STATED PROBLEM :: Without including any pictures, write out the listing below exactly.

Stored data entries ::
** begin **
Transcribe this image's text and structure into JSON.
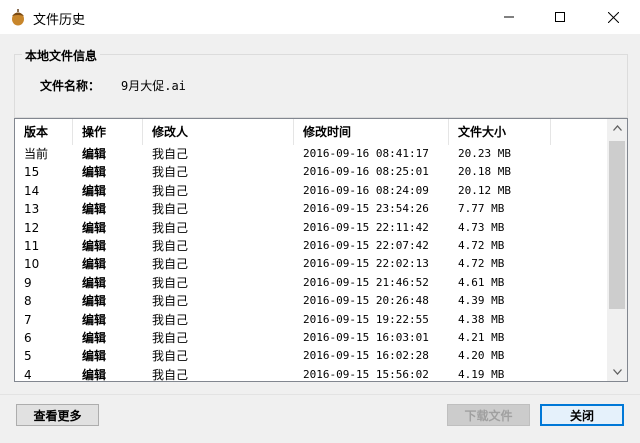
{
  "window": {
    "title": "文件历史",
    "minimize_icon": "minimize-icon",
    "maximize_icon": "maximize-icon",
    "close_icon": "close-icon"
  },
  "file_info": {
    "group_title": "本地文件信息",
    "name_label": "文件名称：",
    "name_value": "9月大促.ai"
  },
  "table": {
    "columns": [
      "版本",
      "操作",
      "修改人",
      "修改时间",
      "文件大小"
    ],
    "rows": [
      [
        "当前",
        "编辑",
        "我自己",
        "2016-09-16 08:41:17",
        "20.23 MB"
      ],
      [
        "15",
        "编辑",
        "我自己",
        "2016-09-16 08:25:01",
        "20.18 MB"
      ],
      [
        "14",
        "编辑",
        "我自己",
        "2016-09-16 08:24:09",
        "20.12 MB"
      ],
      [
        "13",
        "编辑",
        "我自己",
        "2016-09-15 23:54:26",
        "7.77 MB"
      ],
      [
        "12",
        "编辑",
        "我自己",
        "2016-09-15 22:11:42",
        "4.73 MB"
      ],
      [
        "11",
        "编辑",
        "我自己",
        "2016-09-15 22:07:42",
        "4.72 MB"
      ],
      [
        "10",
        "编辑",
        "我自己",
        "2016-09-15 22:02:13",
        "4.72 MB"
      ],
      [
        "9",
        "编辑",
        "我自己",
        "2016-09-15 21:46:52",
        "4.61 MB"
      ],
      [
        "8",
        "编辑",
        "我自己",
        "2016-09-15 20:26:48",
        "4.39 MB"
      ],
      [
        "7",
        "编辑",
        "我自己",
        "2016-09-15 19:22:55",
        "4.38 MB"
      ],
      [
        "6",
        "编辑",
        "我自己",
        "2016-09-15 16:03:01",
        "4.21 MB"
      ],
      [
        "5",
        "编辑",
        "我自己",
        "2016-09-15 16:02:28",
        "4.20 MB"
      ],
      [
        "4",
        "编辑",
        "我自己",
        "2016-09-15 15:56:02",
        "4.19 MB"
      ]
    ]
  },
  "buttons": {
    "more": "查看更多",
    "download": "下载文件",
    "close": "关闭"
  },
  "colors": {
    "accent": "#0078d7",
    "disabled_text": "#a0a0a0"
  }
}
** end **
RESULT FOR THIS TASK ::
Transcribe this image's text and structure into JSON.
{
  "window": {
    "title": "文件历史",
    "minimize_icon": "minimize-icon",
    "maximize_icon": "maximize-icon",
    "close_icon": "close-icon"
  },
  "file_info": {
    "group_title": "本地文件信息",
    "name_label": "文件名称：",
    "name_value": "9月大促.ai"
  },
  "table": {
    "columns": [
      "版本",
      "操作",
      "修改人",
      "修改时间",
      "文件大小"
    ],
    "rows": [
      [
        "当前",
        "编辑",
        "我自己",
        "2016-09-16 08:41:17",
        "20.23 MB"
      ],
      [
        "15",
        "编辑",
        "我自己",
        "2016-09-16 08:25:01",
        "20.18 MB"
      ],
      [
        "14",
        "编辑",
        "我自己",
        "2016-09-16 08:24:09",
        "20.12 MB"
      ],
      [
        "13",
        "编辑",
        "我自己",
        "2016-09-15 23:54:26",
        "7.77 MB"
      ],
      [
        "12",
        "编辑",
        "我自己",
        "2016-09-15 22:11:42",
        "4.73 MB"
      ],
      [
        "11",
        "编辑",
        "我自己",
        "2016-09-15 22:07:42",
        "4.72 MB"
      ],
      [
        "10",
        "编辑",
        "我自己",
        "2016-09-15 22:02:13",
        "4.72 MB"
      ],
      [
        "9",
        "编辑",
        "我自己",
        "2016-09-15 21:46:52",
        "4.61 MB"
      ],
      [
        "8",
        "编辑",
        "我自己",
        "2016-09-15 20:26:48",
        "4.39 MB"
      ],
      [
        "7",
        "编辑",
        "我自己",
        "2016-09-15 19:22:55",
        "4.38 MB"
      ],
      [
        "6",
        "编辑",
        "我自己",
        "2016-09-15 16:03:01",
        "4.21 MB"
      ],
      [
        "5",
        "编辑",
        "我自己",
        "2016-09-15 16:02:28",
        "4.20 MB"
      ],
      [
        "4",
        "编辑",
        "我自己",
        "2016-09-15 15:56:02",
        "4.19 MB"
      ]
    ]
  },
  "buttons": {
    "more": "查看更多",
    "download": "下载文件",
    "close": "关闭"
  },
  "colors": {
    "accent": "#0078d7",
    "disabled_text": "#a0a0a0"
  }
}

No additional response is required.